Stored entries

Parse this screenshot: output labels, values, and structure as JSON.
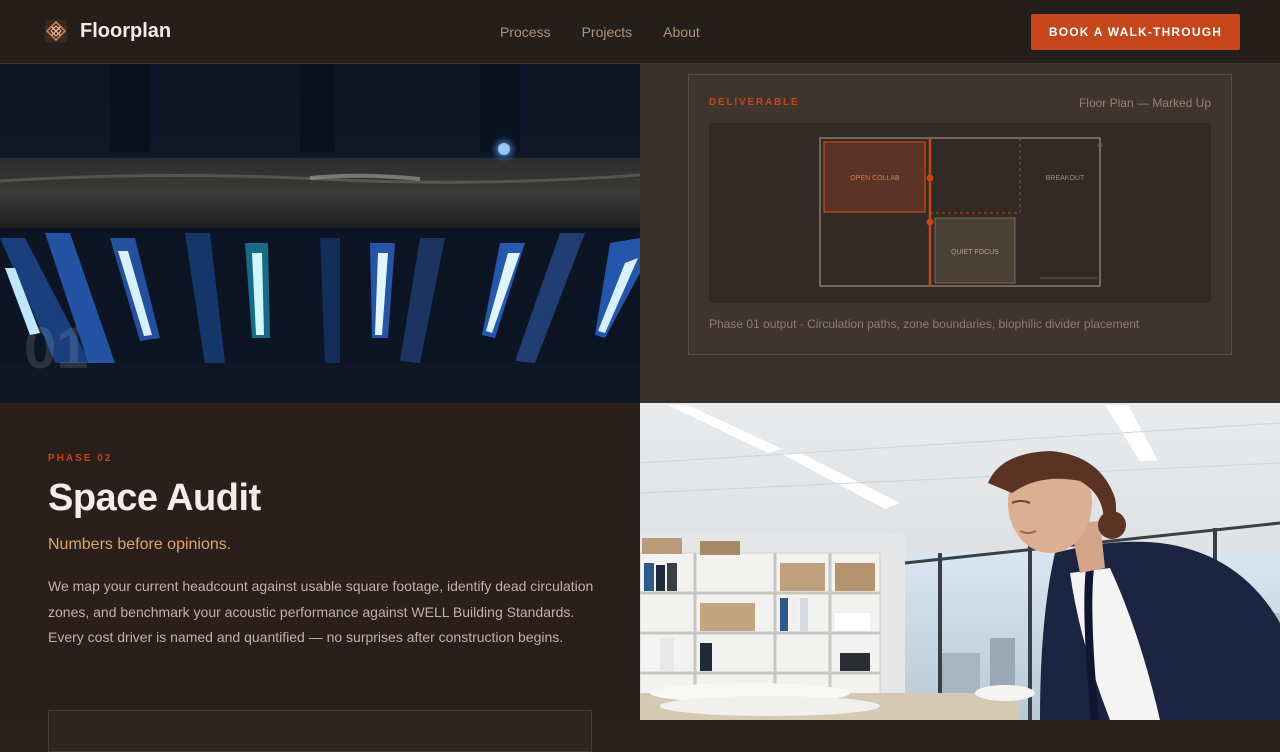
{
  "brand": {
    "name": "Floorplan",
    "icon": "diamond-grid-logo-icon"
  },
  "nav": {
    "links": [
      "Process",
      "Projects",
      "About"
    ],
    "cta_label": "BOOK A WALK-THROUGH"
  },
  "hero": {
    "phase_number": "01"
  },
  "deliverable": {
    "label": "DELIVERABLE",
    "title": "Floor Plan — Marked Up",
    "zones": [
      "OPEN COLLAB",
      "BREAKOUT",
      "QUIET FOCUS"
    ],
    "caption": "Phase 01 output · Circulation paths, zone boundaries, biophilic divider placement"
  },
  "phase2": {
    "label": "PHASE 02",
    "title": "Space Audit",
    "subtitle": "Numbers before opinions.",
    "body": "We map your current headcount against usable square footage, identify dead circulation zones, and benchmark your acoustic performance against WELL Building Standards. Every cost driver is named and quantified — no surprises after construction begins."
  },
  "colors": {
    "accent": "#c4461a",
    "subtitle": "#e0a46a",
    "nav_link": "#b6906e",
    "panel": "#393029"
  }
}
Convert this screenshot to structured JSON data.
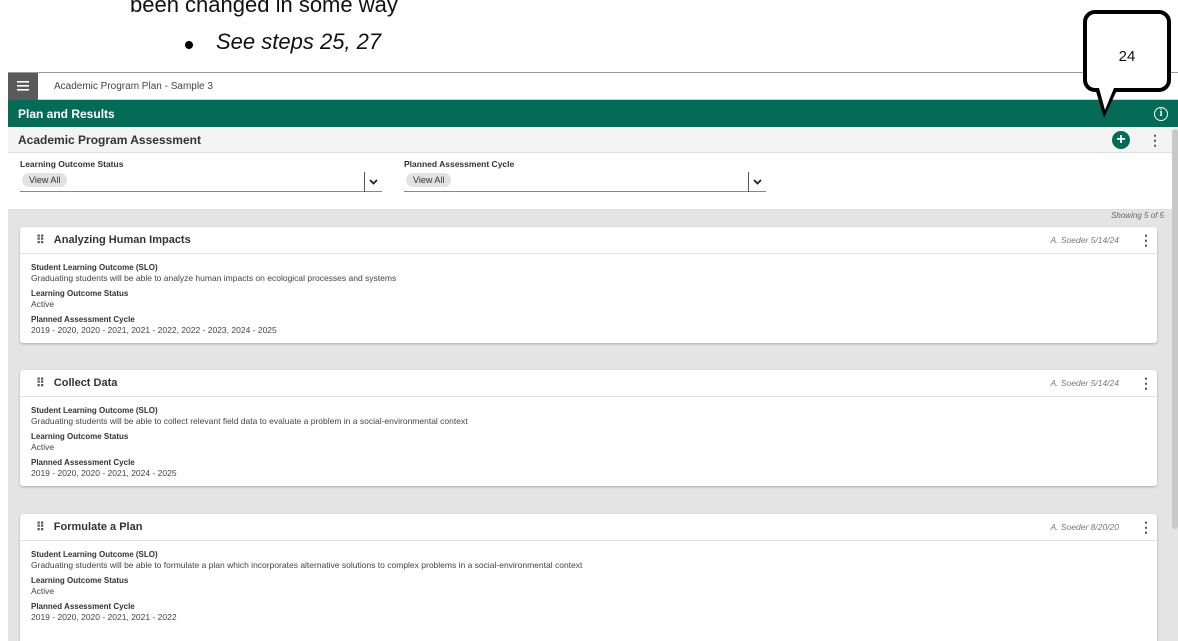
{
  "document": {
    "intro_fragment": "been changed in some way",
    "bullet_text": "See steps 25, 27",
    "callout_number": "24"
  },
  "topbar": {
    "app_title": "Academic Program Plan - Sample 3"
  },
  "greenbar": {
    "title": "Plan and Results",
    "info_glyph": "i"
  },
  "section": {
    "title": "Academic Program Assessment",
    "add_glyph": "+",
    "more_glyph": "⋮"
  },
  "filters": [
    {
      "label": "Learning Outcome Status",
      "value": "View All"
    },
    {
      "label": "Planned Assessment Cycle",
      "value": "View All"
    }
  ],
  "showing_text": "Showing 5 of 5",
  "cards": [
    {
      "title": "Analyzing Human Impacts",
      "author": "A. Soeder 5/14/24",
      "fields": [
        {
          "label": "Student Learning Outcome (SLO)",
          "value": "Graduating students will be able to analyze human impacts on ecological processes and systems"
        },
        {
          "label": "Learning Outcome Status",
          "value": "Active"
        },
        {
          "label": "Planned Assessment Cycle",
          "value": "2019 - 2020, 2020 - 2021, 2021 - 2022, 2022 - 2023, 2024 - 2025"
        }
      ]
    },
    {
      "title": "Collect Data",
      "author": "A. Soeder 5/14/24",
      "fields": [
        {
          "label": "Student Learning Outcome (SLO)",
          "value": "Graduating students will be able to collect relevant field data to evaluate a problem in a social-environmental context"
        },
        {
          "label": "Learning Outcome Status",
          "value": "Active"
        },
        {
          "label": "Planned Assessment Cycle",
          "value": "2019 - 2020, 2020 - 2021, 2024 - 2025"
        }
      ]
    },
    {
      "title": "Formulate a Plan",
      "author": "A. Soeder 8/20/20",
      "fields": [
        {
          "label": "Student Learning Outcome (SLO)",
          "value": "Graduating students will be able to formulate a plan which incorporates alternative solutions to complex problems in a social-environmental context"
        },
        {
          "label": "Learning Outcome Status",
          "value": "Active"
        },
        {
          "label": "Planned Assessment Cycle",
          "value": "2019 - 2020, 2020 - 2021, 2021 - 2022"
        }
      ]
    }
  ],
  "icons": {
    "menu": "hamburger-icon",
    "info": "info-circle-icon",
    "add": "plus-circle-icon",
    "more": "kebab-menu-icon",
    "drag": "drag-handle-icon",
    "dropdown": "chevron-down-icon"
  },
  "colors": {
    "brand_green": "#046b57",
    "menu_button": "#5a5a5a",
    "page_background": "#e4e4e4"
  }
}
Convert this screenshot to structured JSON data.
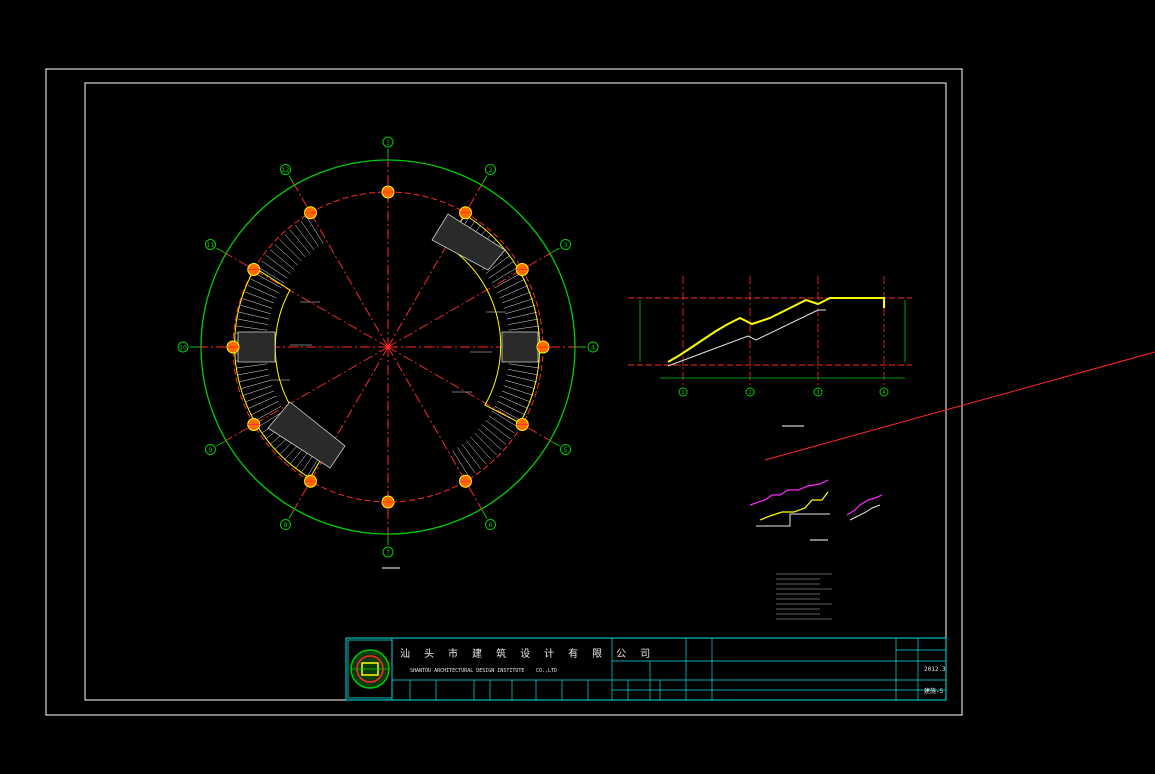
{
  "drawing": {
    "background": "#000000",
    "plan_grid_ids": [
      "1",
      "2",
      "3",
      "4",
      "5",
      "6",
      "7",
      "8",
      "9",
      "10",
      "11",
      "12"
    ],
    "profile_axis_ids": [
      "1",
      "2",
      "3",
      "4"
    ],
    "title_block": {
      "company_cn": "汕 头 市 建 筑 设 计 有 限 公 司",
      "company_en": "SHANTOU  ARCHITECTURAL  DESIGN  INSTITUTE",
      "company_suffix": "CO.,LTD",
      "date_value": "2012.3",
      "sheet_value": "建施-5"
    }
  },
  "colors": {
    "frame": "#ffffff",
    "outer_circle": "#00cc00",
    "inner_circle": "#ff2a2a",
    "axis": "#ff2a2a",
    "column": "#ff6a00",
    "stair": "#e8e8e8",
    "stair_edge": "#ffff00",
    "title_block": "#00e5e5",
    "accent_magenta": "#ff2aff"
  }
}
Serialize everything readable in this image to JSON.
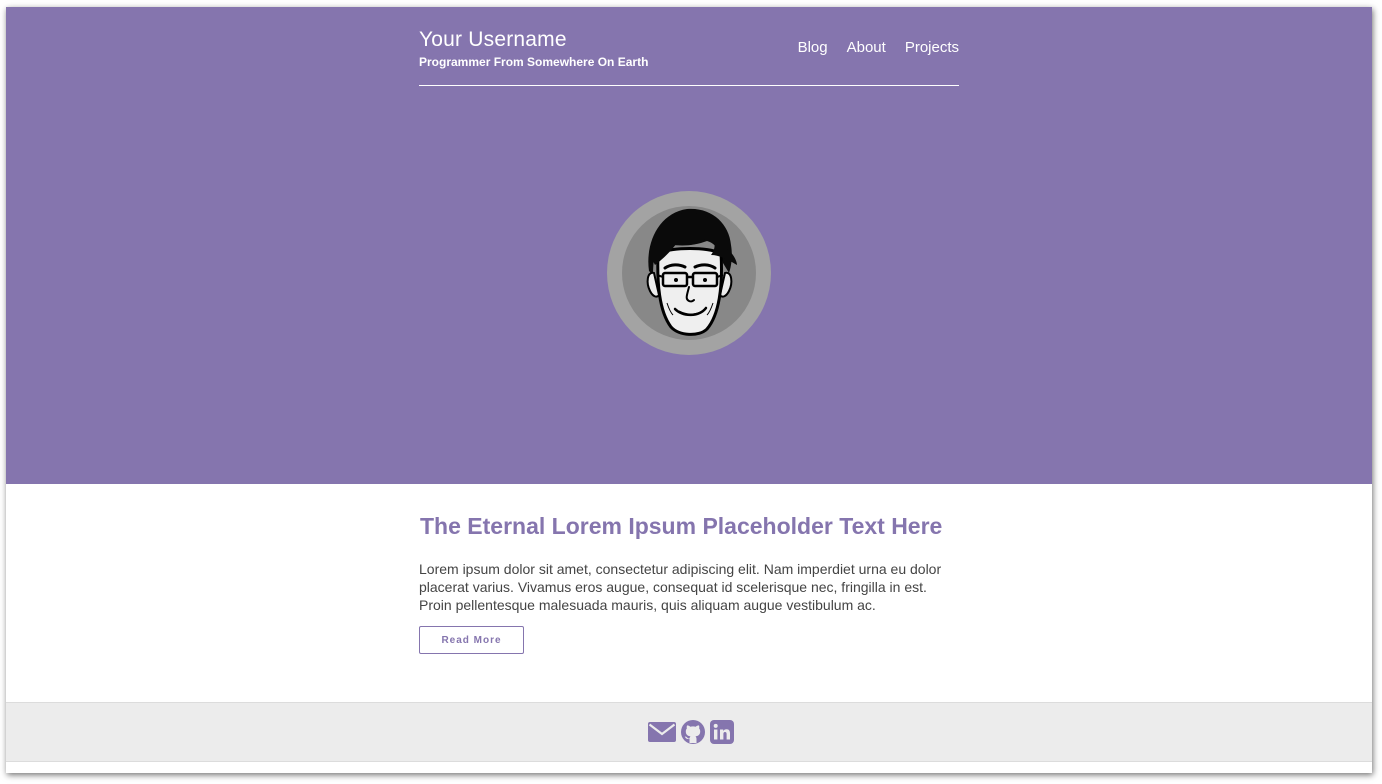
{
  "colors": {
    "accent": "#8575ae",
    "text": "#444444",
    "footer_bg": "#ececec"
  },
  "header": {
    "title": "Your Username",
    "subtitle": "Programmer From Somewhere On Earth"
  },
  "nav": {
    "items": [
      {
        "label": "Blog"
      },
      {
        "label": "About"
      },
      {
        "label": "Projects"
      }
    ]
  },
  "hero": {
    "avatar_icon": "cartoon-face-avatar"
  },
  "post": {
    "title": "The Eternal Lorem Ipsum Placeholder Text Here",
    "excerpt": "Lorem ipsum dolor sit amet, consectetur adipiscing elit. Nam imperdiet urna eu dolor placerat varius. Vivamus eros augue, consequat id scelerisque nec, fringilla in est. Proin pellentesque malesuada mauris, quis aliquam augue vestibulum ac.",
    "read_more_label": "Read More"
  },
  "footer": {
    "social_icons": [
      "envelope-icon",
      "github-icon",
      "linkedin-icon"
    ]
  }
}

TASK STATEMENT - Reproduce the listing above exactly, excluding all pictures.

SOLUTION TO THIS EXERCISE -
Parse this screenshot: output labels, values, and structure as JSON.
{
  "brand": {
    "name": "Floorplan",
    "icon": "diamond-grid-logo-icon"
  },
  "nav": {
    "links": [
      "Process",
      "Projects",
      "About"
    ],
    "cta_label": "BOOK A WALK-THROUGH"
  },
  "hero": {
    "phase_number": "01"
  },
  "deliverable": {
    "label": "DELIVERABLE",
    "title": "Floor Plan — Marked Up",
    "zones": [
      "OPEN COLLAB",
      "BREAKOUT",
      "QUIET FOCUS"
    ],
    "caption": "Phase 01 output · Circulation paths, zone boundaries, biophilic divider placement"
  },
  "phase2": {
    "label": "PHASE 02",
    "title": "Space Audit",
    "subtitle": "Numbers before opinions.",
    "body": "We map your current headcount against usable square footage, identify dead circulation zones, and benchmark your acoustic performance against WELL Building Standards. Every cost driver is named and quantified — no surprises after construction begins."
  },
  "colors": {
    "accent": "#c4461a",
    "subtitle": "#e0a46a",
    "nav_link": "#b6906e",
    "panel": "#393029"
  }
}
Convert this screenshot to structured JSON data.
{
  "document": {
    "intro_fragment": "been changed in some way",
    "bullet_text": "See steps 25, 27",
    "callout_number": "24"
  },
  "topbar": {
    "app_title": "Academic Program Plan - Sample 3"
  },
  "greenbar": {
    "title": "Plan and Results",
    "info_glyph": "i"
  },
  "section": {
    "title": "Academic Program Assessment",
    "add_glyph": "+",
    "more_glyph": "⋮"
  },
  "filters": [
    {
      "label": "Learning Outcome Status",
      "value": "View All"
    },
    {
      "label": "Planned Assessment Cycle",
      "value": "View All"
    }
  ],
  "showing_text": "Showing 5 of 5",
  "cards": [
    {
      "title": "Analyzing Human Impacts",
      "author": "A. Soeder 5/14/24",
      "fields": [
        {
          "label": "Student Learning Outcome (SLO)",
          "value": "Graduating students will be able to analyze human impacts on ecological processes and systems"
        },
        {
          "label": "Learning Outcome Status",
          "value": "Active"
        },
        {
          "label": "Planned Assessment Cycle",
          "value": "2019 - 2020, 2020 - 2021, 2021 - 2022, 2022 - 2023, 2024 - 2025"
        }
      ]
    },
    {
      "title": "Collect Data",
      "author": "A. Soeder 5/14/24",
      "fields": [
        {
          "label": "Student Learning Outcome (SLO)",
          "value": "Graduating students will be able to collect relevant field data to evaluate a problem in a social-environmental context"
        },
        {
          "label": "Learning Outcome Status",
          "value": "Active"
        },
        {
          "label": "Planned Assessment Cycle",
          "value": "2019 - 2020, 2020 - 2021, 2024 - 2025"
        }
      ]
    },
    {
      "title": "Formulate a Plan",
      "author": "A. Soeder 8/20/20",
      "fields": [
        {
          "label": "Student Learning Outcome (SLO)",
          "value": "Graduating students will be able to formulate a plan which incorporates alternative solutions to complex problems in a social-environmental context"
        },
        {
          "label": "Learning Outcome Status",
          "value": "Active"
        },
        {
          "label": "Planned Assessment Cycle",
          "value": "2019 - 2020, 2020 - 2021, 2021 - 2022"
        }
      ]
    }
  ],
  "icons": {
    "menu": "hamburger-icon",
    "info": "info-circle-icon",
    "add": "plus-circle-icon",
    "more": "kebab-menu-icon",
    "drag": "drag-handle-icon",
    "dropdown": "chevron-down-icon"
  },
  "colors": {
    "brand_green": "#046b57",
    "menu_button": "#5a5a5a",
    "page_background": "#e4e4e4"
  }
}
Convert this screenshot to structured JSON data.
{
  "drawing": {
    "background": "#000000",
    "plan_grid_ids": [
      "1",
      "2",
      "3",
      "4",
      "5",
      "6",
      "7",
      "8",
      "9",
      "10",
      "11",
      "12"
    ],
    "profile_axis_ids": [
      "1",
      "2",
      "3",
      "4"
    ],
    "title_block": {
      "company_cn": "汕 头 市 建 筑 设 计 有 限 公 司",
      "company_en": "SHANTOU  ARCHITECTURAL  DESIGN  INSTITUTE",
      "company_suffix": "CO.,LTD",
      "date_value": "2012.3",
      "sheet_value": "建施-5"
    }
  },
  "colors": {
    "frame": "#ffffff",
    "outer_circle": "#00cc00",
    "inner_circle": "#ff2a2a",
    "axis": "#ff2a2a",
    "column": "#ff6a00",
    "stair": "#e8e8e8",
    "stair_edge": "#ffff00",
    "title_block": "#00e5e5",
    "accent_magenta": "#ff2aff"
  }
}
Serialize everything readable in this image to JSON.
{
  "colors": {
    "accent": "#8575ae",
    "text": "#444444",
    "footer_bg": "#ececec"
  },
  "header": {
    "title": "Your Username",
    "subtitle": "Programmer From Somewhere On Earth"
  },
  "nav": {
    "items": [
      {
        "label": "Blog"
      },
      {
        "label": "About"
      },
      {
        "label": "Projects"
      }
    ]
  },
  "hero": {
    "avatar_icon": "cartoon-face-avatar"
  },
  "post": {
    "title": "The Eternal Lorem Ipsum Placeholder Text Here",
    "excerpt": "Lorem ipsum dolor sit amet, consectetur adipiscing elit. Nam imperdiet urna eu dolor placerat varius. Vivamus eros augue, consequat id scelerisque nec, fringilla in est. Proin pellentesque malesuada mauris, quis aliquam augue vestibulum ac.",
    "read_more_label": "Read More"
  },
  "footer": {
    "social_icons": [
      "envelope-icon",
      "github-icon",
      "linkedin-icon"
    ]
  }
}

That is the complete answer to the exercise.